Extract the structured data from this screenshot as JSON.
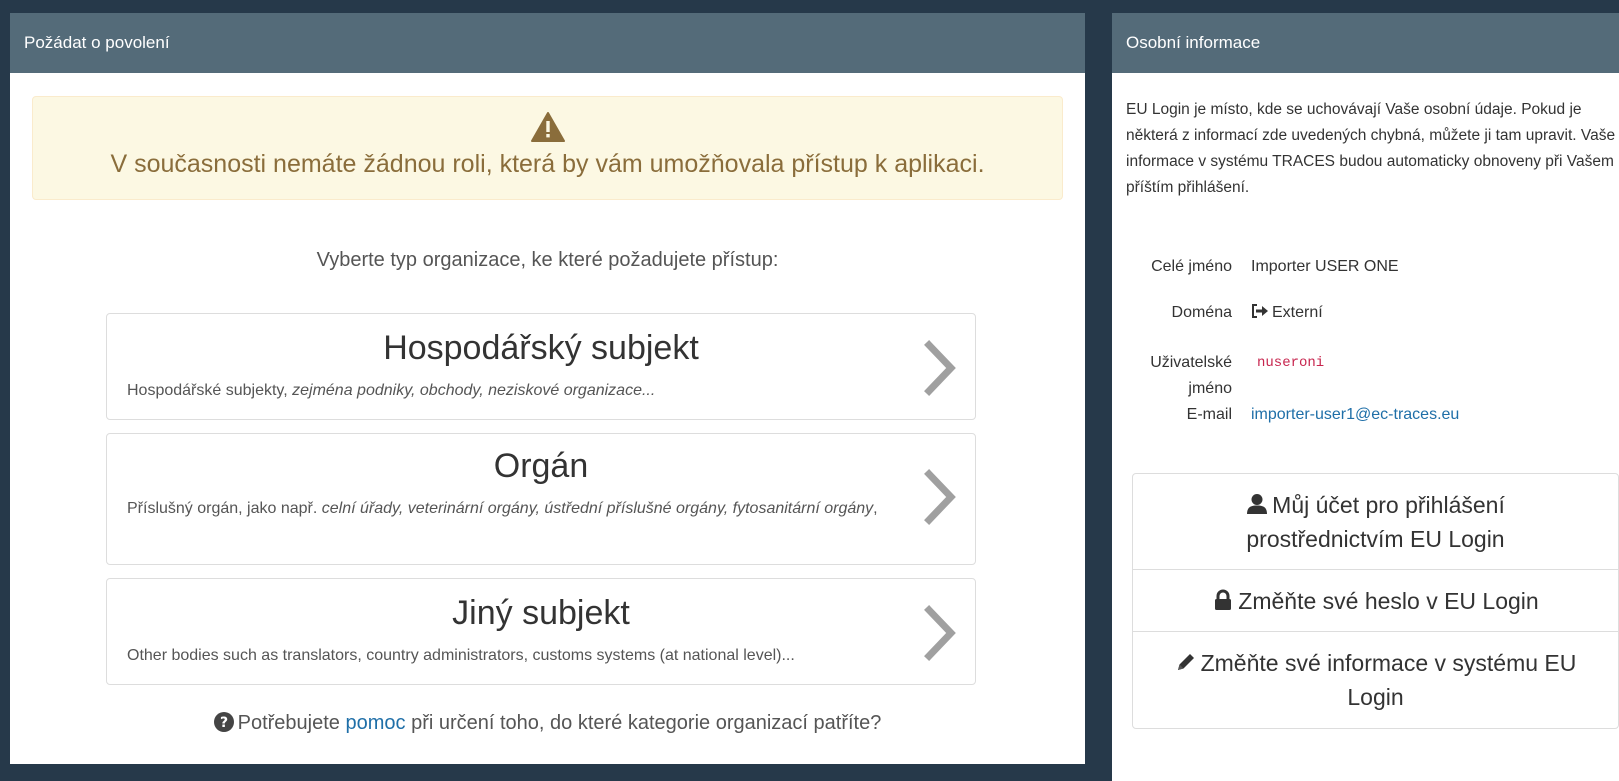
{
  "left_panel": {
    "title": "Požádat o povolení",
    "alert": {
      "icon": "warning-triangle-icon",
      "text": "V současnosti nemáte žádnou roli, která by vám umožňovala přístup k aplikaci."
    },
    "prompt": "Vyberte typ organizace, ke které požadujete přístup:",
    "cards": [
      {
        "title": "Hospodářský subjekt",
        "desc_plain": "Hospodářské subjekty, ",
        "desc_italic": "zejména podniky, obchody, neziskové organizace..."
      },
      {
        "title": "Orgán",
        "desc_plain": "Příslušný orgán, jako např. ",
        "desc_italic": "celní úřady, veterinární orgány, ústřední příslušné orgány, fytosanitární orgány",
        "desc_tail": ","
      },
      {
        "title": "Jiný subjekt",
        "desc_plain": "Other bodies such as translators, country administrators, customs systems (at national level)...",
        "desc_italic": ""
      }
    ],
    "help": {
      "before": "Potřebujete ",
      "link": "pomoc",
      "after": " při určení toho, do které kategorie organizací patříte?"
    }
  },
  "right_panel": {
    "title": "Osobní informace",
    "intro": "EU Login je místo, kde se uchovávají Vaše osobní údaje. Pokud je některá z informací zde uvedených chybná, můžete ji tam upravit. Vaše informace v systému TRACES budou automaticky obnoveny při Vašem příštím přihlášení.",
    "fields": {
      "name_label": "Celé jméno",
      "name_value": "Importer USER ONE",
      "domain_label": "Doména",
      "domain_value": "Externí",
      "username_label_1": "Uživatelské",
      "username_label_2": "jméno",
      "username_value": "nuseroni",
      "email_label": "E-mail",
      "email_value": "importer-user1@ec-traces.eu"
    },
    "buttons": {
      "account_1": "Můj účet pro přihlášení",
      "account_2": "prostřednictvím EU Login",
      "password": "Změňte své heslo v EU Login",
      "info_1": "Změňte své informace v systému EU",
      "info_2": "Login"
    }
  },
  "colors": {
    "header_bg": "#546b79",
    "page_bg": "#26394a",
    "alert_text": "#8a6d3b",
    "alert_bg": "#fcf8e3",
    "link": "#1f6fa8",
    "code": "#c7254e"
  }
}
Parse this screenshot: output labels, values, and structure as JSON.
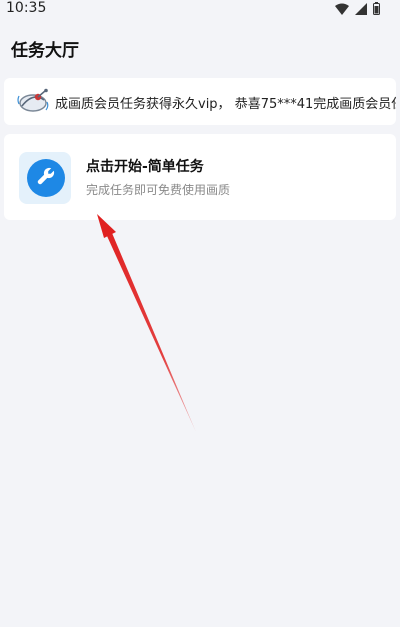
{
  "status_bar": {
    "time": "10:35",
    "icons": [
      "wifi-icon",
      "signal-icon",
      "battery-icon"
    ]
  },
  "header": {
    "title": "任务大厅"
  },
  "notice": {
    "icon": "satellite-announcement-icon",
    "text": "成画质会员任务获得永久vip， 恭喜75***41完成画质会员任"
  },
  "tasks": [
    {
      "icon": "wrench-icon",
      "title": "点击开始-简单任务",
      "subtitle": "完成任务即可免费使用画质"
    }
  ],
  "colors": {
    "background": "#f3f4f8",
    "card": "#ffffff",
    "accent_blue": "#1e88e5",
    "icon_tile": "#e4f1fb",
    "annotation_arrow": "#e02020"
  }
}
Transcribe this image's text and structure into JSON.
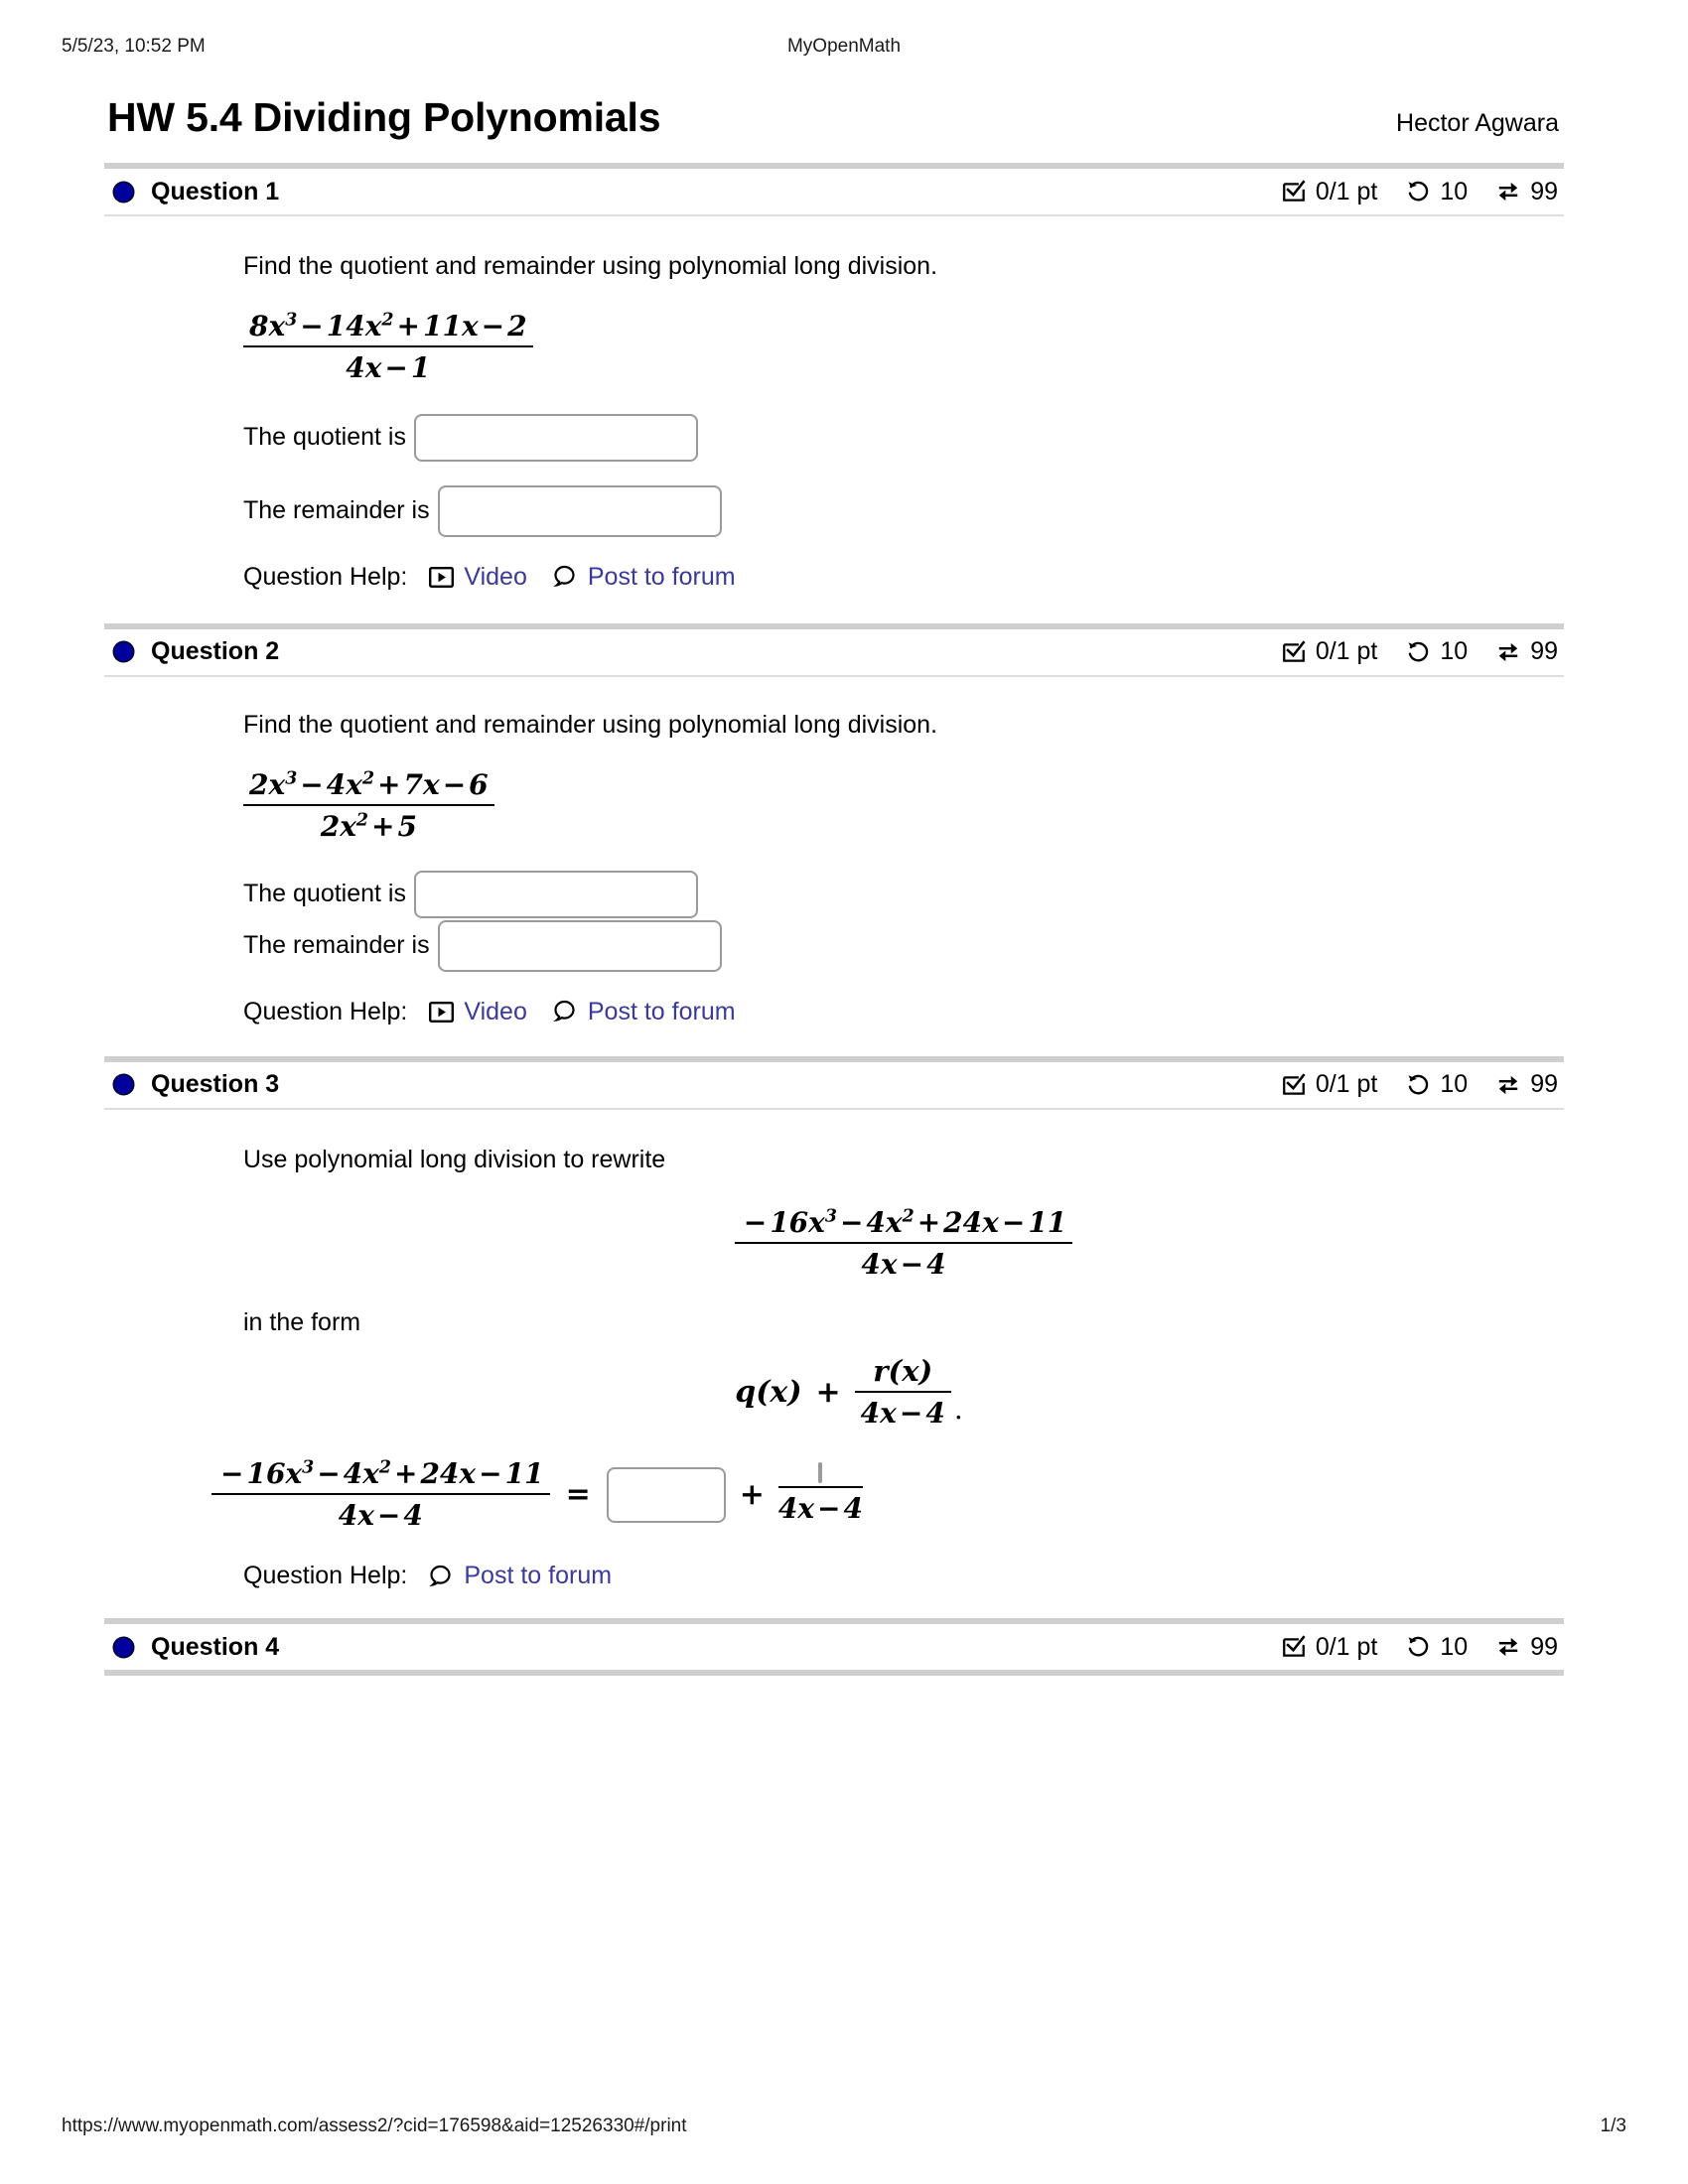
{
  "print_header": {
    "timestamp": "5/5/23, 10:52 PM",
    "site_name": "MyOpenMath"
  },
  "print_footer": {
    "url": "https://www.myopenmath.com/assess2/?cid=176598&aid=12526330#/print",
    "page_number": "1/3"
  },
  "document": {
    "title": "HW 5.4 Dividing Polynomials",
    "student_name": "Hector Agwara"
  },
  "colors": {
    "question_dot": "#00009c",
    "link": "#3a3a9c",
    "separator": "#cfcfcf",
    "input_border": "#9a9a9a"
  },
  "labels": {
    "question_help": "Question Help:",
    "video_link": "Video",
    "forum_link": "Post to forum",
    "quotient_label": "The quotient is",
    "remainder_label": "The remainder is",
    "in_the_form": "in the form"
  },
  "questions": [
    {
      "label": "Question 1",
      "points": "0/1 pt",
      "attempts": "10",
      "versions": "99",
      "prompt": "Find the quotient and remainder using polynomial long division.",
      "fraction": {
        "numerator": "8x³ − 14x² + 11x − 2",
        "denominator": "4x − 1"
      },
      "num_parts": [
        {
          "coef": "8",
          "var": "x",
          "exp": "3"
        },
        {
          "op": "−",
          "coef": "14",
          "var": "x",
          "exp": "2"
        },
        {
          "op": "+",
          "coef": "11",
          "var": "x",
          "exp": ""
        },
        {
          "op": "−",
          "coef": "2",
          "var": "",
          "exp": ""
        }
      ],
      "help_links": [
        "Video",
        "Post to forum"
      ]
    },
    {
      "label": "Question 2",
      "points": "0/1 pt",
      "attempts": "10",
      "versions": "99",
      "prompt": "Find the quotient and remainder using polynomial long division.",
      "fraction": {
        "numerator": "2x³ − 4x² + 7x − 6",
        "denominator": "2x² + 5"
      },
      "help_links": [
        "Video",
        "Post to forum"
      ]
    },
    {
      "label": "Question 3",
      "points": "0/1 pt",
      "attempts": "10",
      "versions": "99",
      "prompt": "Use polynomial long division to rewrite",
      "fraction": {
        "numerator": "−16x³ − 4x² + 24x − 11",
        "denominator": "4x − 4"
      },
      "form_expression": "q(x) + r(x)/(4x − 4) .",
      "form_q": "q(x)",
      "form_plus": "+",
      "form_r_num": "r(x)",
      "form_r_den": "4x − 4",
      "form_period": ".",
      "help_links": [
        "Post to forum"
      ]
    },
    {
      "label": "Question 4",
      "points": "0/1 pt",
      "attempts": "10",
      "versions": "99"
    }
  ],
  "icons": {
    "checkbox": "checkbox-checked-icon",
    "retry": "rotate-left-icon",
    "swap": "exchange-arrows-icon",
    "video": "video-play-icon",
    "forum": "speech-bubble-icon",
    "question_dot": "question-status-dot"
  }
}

-----

Give back the whole listing as it stands, minus its pictures.

WRITTEN REPLY:
Extract the structured data from this screenshot as JSON.
{
  "left_panel": {
    "title": "Požádat o povolení",
    "alert": {
      "icon": "warning-triangle-icon",
      "text": "V současnosti nemáte žádnou roli, která by vám umožňovala přístup k aplikaci."
    },
    "prompt": "Vyberte typ organizace, ke které požadujete přístup:",
    "cards": [
      {
        "title": "Hospodářský subjekt",
        "desc_plain": "Hospodářské subjekty, ",
        "desc_italic": "zejména podniky, obchody, neziskové organizace..."
      },
      {
        "title": "Orgán",
        "desc_plain": "Příslušný orgán, jako např. ",
        "desc_italic": "celní úřady, veterinární orgány, ústřední příslušné orgány, fytosanitární orgány",
        "desc_tail": ","
      },
      {
        "title": "Jiný subjekt",
        "desc_plain": "Other bodies such as translators, country administrators, customs systems (at national level)...",
        "desc_italic": ""
      }
    ],
    "help": {
      "before": "Potřebujete ",
      "link": "pomoc",
      "after": " při určení toho, do které kategorie organizací patříte?"
    }
  },
  "right_panel": {
    "title": "Osobní informace",
    "intro": "EU Login je místo, kde se uchovávají Vaše osobní údaje. Pokud je některá z informací zde uvedených chybná, můžete ji tam upravit. Vaše informace v systému TRACES budou automaticky obnoveny při Vašem příštím přihlášení.",
    "fields": {
      "name_label": "Celé jméno",
      "name_value": "Importer USER ONE",
      "domain_label": "Doména",
      "domain_value": "Externí",
      "username_label_1": "Uživatelské",
      "username_label_2": "jméno",
      "username_value": "nuseroni",
      "email_label": "E-mail",
      "email_value": "importer-user1@ec-traces.eu"
    },
    "buttons": {
      "account_1": "Můj účet pro přihlášení",
      "account_2": "prostřednictvím EU Login",
      "password": "Změňte své heslo v EU Login",
      "info_1": "Změňte své informace v systému EU",
      "info_2": "Login"
    }
  },
  "colors": {
    "header_bg": "#546b79",
    "page_bg": "#26394a",
    "alert_text": "#8a6d3b",
    "alert_bg": "#fcf8e3",
    "link": "#1f6fa8",
    "code": "#c7254e"
  }
}
Parse this screenshot: output labels, values, and structure as JSON.
{
  "status_bar": {
    "time": "10:35",
    "icons": [
      "wifi-icon",
      "signal-icon",
      "battery-icon"
    ]
  },
  "header": {
    "title": "任务大厅"
  },
  "notice": {
    "icon": "satellite-announcement-icon",
    "text": "成画质会员任务获得永久vip， 恭喜75***41完成画质会员任"
  },
  "tasks": [
    {
      "icon": "wrench-icon",
      "title": "点击开始-简单任务",
      "subtitle": "完成任务即可免费使用画质"
    }
  ],
  "colors": {
    "background": "#f3f4f8",
    "card": "#ffffff",
    "accent_blue": "#1e88e5",
    "icon_tile": "#e4f1fb",
    "annotation_arrow": "#e02020"
  }
}
Transcribe this image's text and structure into JSON.
{
  "print_header": {
    "timestamp": "5/5/23, 10:52 PM",
    "site_name": "MyOpenMath"
  },
  "print_footer": {
    "url": "https://www.myopenmath.com/assess2/?cid=176598&aid=12526330#/print",
    "page_number": "1/3"
  },
  "document": {
    "title": "HW 5.4 Dividing Polynomials",
    "student_name": "Hector Agwara"
  },
  "colors": {
    "question_dot": "#00009c",
    "link": "#3a3a9c",
    "separator": "#cfcfcf",
    "input_border": "#9a9a9a"
  },
  "labels": {
    "question_help": "Question Help:",
    "video_link": "Video",
    "forum_link": "Post to forum",
    "quotient_label": "The quotient is",
    "remainder_label": "The remainder is",
    "in_the_form": "in the form"
  },
  "questions": [
    {
      "label": "Question 1",
      "points": "0/1 pt",
      "attempts": "10",
      "versions": "99",
      "prompt": "Find the quotient and remainder using polynomial long division.",
      "fraction": {
        "numerator": "8x³ − 14x² + 11x − 2",
        "denominator": "4x − 1"
      },
      "num_parts": [
        {
          "coef": "8",
          "var": "x",
          "exp": "3"
        },
        {
          "op": "−",
          "coef": "14",
          "var": "x",
          "exp": "2"
        },
        {
          "op": "+",
          "coef": "11",
          "var": "x",
          "exp": ""
        },
        {
          "op": "−",
          "coef": "2",
          "var": "",
          "exp": ""
        }
      ],
      "help_links": [
        "Video",
        "Post to forum"
      ]
    },
    {
      "label": "Question 2",
      "points": "0/1 pt",
      "attempts": "10",
      "versions": "99",
      "prompt": "Find the quotient and remainder using polynomial long division.",
      "fraction": {
        "numerator": "2x³ − 4x² + 7x − 6",
        "denominator": "2x² + 5"
      },
      "help_links": [
        "Video",
        "Post to forum"
      ]
    },
    {
      "label": "Question 3",
      "points": "0/1 pt",
      "attempts": "10",
      "versions": "99",
      "prompt": "Use polynomial long division to rewrite",
      "fraction": {
        "numerator": "−16x³ − 4x² + 24x − 11",
        "denominator": "4x − 4"
      },
      "form_expression": "q(x) + r(x)/(4x − 4) .",
      "form_q": "q(x)",
      "form_plus": "+",
      "form_r_num": "r(x)",
      "form_r_den": "4x − 4",
      "form_period": ".",
      "help_links": [
        "Post to forum"
      ]
    },
    {
      "label": "Question 4",
      "points": "0/1 pt",
      "attempts": "10",
      "versions": "99"
    }
  ],
  "icons": {
    "checkbox": "checkbox-checked-icon",
    "retry": "rotate-left-icon",
    "swap": "exchange-arrows-icon",
    "video": "video-play-icon",
    "forum": "speech-bubble-icon",
    "question_dot": "question-status-dot"
  }
}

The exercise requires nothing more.